→ **WHAT NEEDS TO BE DONE**:
Repeat every line exactly, keeping the pictures out of the copy.

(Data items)
• • • • •

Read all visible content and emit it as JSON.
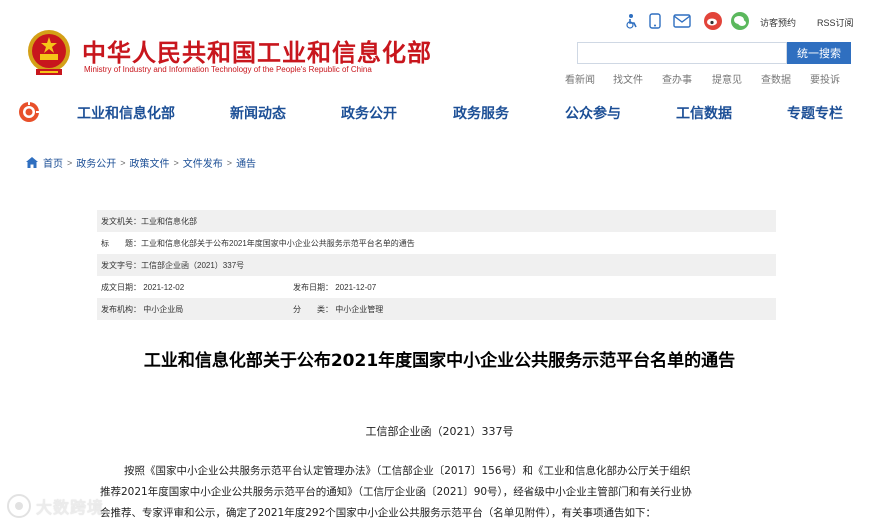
{
  "header": {
    "site_title": "中华人民共和国工业和信息化部",
    "site_subtitle": "Ministry of Industry and Information Technology of the People's Republic of China",
    "top_links": {
      "accessible": "访客预约",
      "rss": "RSS订阅"
    },
    "top_icons": [
      "accessibility-icon",
      "mobile-icon",
      "mail-icon",
      "weibo-icon",
      "wechat-icon"
    ],
    "search": {
      "placeholder": "",
      "button": "统一搜索"
    },
    "quick_links": [
      "看新闻",
      "找文件",
      "查办事",
      "提意见",
      "查数据",
      "要投诉"
    ]
  },
  "nav": {
    "items": [
      "工业和信息化部",
      "新闻动态",
      "政务公开",
      "政务服务",
      "公众参与",
      "工信数据",
      "专题专栏"
    ]
  },
  "breadcrumb": [
    "首页",
    "政务公开",
    "政策文件",
    "文件发布",
    "通告"
  ],
  "meta": {
    "issuer_key": "发文机关：",
    "issuer_val": "工业和信息化部",
    "title_key": "标　　题：",
    "title_val": "工业和信息化部关于公布2021年度国家中小企业公共服务示范平台名单的通告",
    "docno_key": "发文字号：",
    "docno_val": "工信部企业函（2021）337号",
    "written_key": "成文日期：",
    "written_val": "2021-12-02",
    "published_key": "发布日期：",
    "published_val": "2021-12-07",
    "org_key": "发布机构：",
    "org_val": "中小企业局",
    "category_key": "分　　类：",
    "category_val": "中小企业管理"
  },
  "document": {
    "title": "工业和信息化部关于公布2021年度国家中小企业公共服务示范平台名单的通告",
    "doc_number": "工信部企业函（2021）337号",
    "lines": [
      "按照《国家中小企业公共服务示范平台认定管理办法》（工信部企业〔2017〕156号）和《工业和信息化部办公厅关于组织",
      "推荐2021年度国家中小企业公共服务示范平台的通知》（工信厅企业函〔2021〕90号），经省级中小企业主管部门和有关行业协",
      "会推荐、专家评审和公示，确定了2021年度292个国家中小企业公共服务示范平台（名单见附件），有关事项通告如下："
    ]
  },
  "watermark": "大数跨境",
  "colors": {
    "brand_red": "#c8161d",
    "nav_blue": "#1c4f96",
    "search_blue": "#2f6fc0"
  }
}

• • • • •

→ **TASK OUTPUT**:
Read all visible content and emit it as JSON.
{
  "header": {
    "site_title": "中华人民共和国工业和信息化部",
    "site_subtitle": "Ministry of Industry and Information Technology of the People's Republic of China",
    "top_links": {
      "accessible": "访客预约",
      "rss": "RSS订阅"
    },
    "top_icons": [
      "accessibility-icon",
      "mobile-icon",
      "mail-icon",
      "weibo-icon",
      "wechat-icon"
    ],
    "search": {
      "placeholder": "",
      "button": "统一搜索"
    },
    "quick_links": [
      "看新闻",
      "找文件",
      "查办事",
      "提意见",
      "查数据",
      "要投诉"
    ]
  },
  "nav": {
    "items": [
      "工业和信息化部",
      "新闻动态",
      "政务公开",
      "政务服务",
      "公众参与",
      "工信数据",
      "专题专栏"
    ]
  },
  "breadcrumb": [
    "首页",
    "政务公开",
    "政策文件",
    "文件发布",
    "通告"
  ],
  "meta": {
    "issuer_key": "发文机关：",
    "issuer_val": "工业和信息化部",
    "title_key": "标　　题：",
    "title_val": "工业和信息化部关于公布2021年度国家中小企业公共服务示范平台名单的通告",
    "docno_key": "发文字号：",
    "docno_val": "工信部企业函（2021）337号",
    "written_key": "成文日期：",
    "written_val": "2021-12-02",
    "published_key": "发布日期：",
    "published_val": "2021-12-07",
    "org_key": "发布机构：",
    "org_val": "中小企业局",
    "category_key": "分　　类：",
    "category_val": "中小企业管理"
  },
  "document": {
    "title": "工业和信息化部关于公布2021年度国家中小企业公共服务示范平台名单的通告",
    "doc_number": "工信部企业函（2021）337号",
    "lines": [
      "按照《国家中小企业公共服务示范平台认定管理办法》（工信部企业〔2017〕156号）和《工业和信息化部办公厅关于组织",
      "推荐2021年度国家中小企业公共服务示范平台的通知》（工信厅企业函〔2021〕90号），经省级中小企业主管部门和有关行业协",
      "会推荐、专家评审和公示，确定了2021年度292个国家中小企业公共服务示范平台（名单见附件），有关事项通告如下："
    ]
  },
  "watermark": "大数跨境",
  "colors": {
    "brand_red": "#c8161d",
    "nav_blue": "#1c4f96",
    "search_blue": "#2f6fc0"
  }
}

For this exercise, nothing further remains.